>> BEGIN ROWS

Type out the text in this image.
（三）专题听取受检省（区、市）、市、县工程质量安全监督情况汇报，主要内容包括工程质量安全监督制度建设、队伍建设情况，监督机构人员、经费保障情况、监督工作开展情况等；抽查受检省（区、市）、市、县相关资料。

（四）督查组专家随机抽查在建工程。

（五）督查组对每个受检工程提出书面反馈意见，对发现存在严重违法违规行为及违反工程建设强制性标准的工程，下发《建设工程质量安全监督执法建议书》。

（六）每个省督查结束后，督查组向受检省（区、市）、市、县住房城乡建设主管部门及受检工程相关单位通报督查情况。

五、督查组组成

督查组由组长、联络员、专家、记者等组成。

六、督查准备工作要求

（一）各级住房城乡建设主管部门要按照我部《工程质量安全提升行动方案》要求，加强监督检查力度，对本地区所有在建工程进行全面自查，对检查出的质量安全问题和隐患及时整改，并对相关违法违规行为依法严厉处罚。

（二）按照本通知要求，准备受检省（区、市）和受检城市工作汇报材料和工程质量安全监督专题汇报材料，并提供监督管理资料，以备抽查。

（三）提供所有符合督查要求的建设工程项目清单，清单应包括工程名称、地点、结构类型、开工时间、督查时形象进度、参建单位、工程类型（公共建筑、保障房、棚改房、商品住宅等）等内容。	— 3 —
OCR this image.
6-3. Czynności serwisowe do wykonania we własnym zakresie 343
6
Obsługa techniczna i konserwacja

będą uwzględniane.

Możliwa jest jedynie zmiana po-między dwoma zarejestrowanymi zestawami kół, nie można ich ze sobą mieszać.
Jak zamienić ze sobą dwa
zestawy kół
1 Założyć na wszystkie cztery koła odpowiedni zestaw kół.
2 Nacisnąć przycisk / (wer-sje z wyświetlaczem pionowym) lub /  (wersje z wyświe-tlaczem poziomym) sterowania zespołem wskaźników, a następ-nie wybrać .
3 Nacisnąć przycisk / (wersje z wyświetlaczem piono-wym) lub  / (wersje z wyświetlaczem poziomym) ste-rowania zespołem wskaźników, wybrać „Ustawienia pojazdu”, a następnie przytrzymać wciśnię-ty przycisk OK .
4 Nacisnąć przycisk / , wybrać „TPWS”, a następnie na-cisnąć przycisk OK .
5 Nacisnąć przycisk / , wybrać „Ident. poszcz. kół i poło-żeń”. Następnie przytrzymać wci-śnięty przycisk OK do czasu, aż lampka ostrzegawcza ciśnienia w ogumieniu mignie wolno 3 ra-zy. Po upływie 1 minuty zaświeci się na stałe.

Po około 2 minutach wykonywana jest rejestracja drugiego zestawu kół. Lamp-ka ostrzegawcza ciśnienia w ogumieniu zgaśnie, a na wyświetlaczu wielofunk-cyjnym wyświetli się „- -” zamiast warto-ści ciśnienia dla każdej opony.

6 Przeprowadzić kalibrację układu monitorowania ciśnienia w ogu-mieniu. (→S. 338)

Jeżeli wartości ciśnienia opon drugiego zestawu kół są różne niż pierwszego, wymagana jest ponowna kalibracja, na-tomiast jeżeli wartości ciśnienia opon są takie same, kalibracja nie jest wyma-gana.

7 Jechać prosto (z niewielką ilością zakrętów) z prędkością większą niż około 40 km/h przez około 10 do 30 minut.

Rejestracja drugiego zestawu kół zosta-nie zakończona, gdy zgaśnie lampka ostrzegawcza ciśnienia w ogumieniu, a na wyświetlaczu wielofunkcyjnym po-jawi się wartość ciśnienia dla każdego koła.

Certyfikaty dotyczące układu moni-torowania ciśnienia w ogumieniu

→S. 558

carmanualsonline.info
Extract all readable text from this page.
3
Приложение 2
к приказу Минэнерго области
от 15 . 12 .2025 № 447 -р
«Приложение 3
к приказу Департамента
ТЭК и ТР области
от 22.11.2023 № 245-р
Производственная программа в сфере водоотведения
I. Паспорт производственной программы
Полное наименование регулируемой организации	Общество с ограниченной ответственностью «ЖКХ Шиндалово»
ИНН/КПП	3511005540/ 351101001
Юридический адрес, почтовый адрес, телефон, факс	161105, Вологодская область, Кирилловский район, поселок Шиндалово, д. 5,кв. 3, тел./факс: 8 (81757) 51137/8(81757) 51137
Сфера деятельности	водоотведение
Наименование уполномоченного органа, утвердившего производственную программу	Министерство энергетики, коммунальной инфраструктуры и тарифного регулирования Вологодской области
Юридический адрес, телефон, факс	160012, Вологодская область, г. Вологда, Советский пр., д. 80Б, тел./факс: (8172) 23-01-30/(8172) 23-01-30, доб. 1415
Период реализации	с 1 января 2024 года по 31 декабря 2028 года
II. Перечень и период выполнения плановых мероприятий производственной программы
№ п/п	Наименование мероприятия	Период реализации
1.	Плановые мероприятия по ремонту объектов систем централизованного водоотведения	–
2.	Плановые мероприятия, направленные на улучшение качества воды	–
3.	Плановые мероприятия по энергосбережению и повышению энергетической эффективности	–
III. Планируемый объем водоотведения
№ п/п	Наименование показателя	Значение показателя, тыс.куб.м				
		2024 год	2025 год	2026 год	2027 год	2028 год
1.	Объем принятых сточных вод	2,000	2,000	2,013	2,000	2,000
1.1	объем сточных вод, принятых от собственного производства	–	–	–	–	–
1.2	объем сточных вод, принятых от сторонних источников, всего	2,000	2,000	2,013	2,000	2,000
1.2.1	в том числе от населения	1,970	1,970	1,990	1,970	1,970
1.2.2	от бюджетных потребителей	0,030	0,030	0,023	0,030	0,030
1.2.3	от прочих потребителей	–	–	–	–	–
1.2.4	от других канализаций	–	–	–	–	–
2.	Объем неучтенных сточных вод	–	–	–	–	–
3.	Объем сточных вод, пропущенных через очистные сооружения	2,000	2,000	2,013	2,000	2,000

>> END ROWS

**WHAT TO WORK ON:**
Filter the records down to the lines that contain the string "факс", and copy those lines.

**EXERCISE ANSWER:**
Юридический адрес, почтовый адрес, телефон, факс	161105, Вологодская область, Кирилловский район, поселок Шиндалово, д. 5,кв. 3, тел./факс: 8 (81757) 51137/8(81757) 51137
Юридический адрес, телефон, факс	160012, Вологодская область, г. Вологда, Советский пр., д. 80Б, тел./факс: (8172) 23-01-30/(8172) 23-01-30, доб. 1415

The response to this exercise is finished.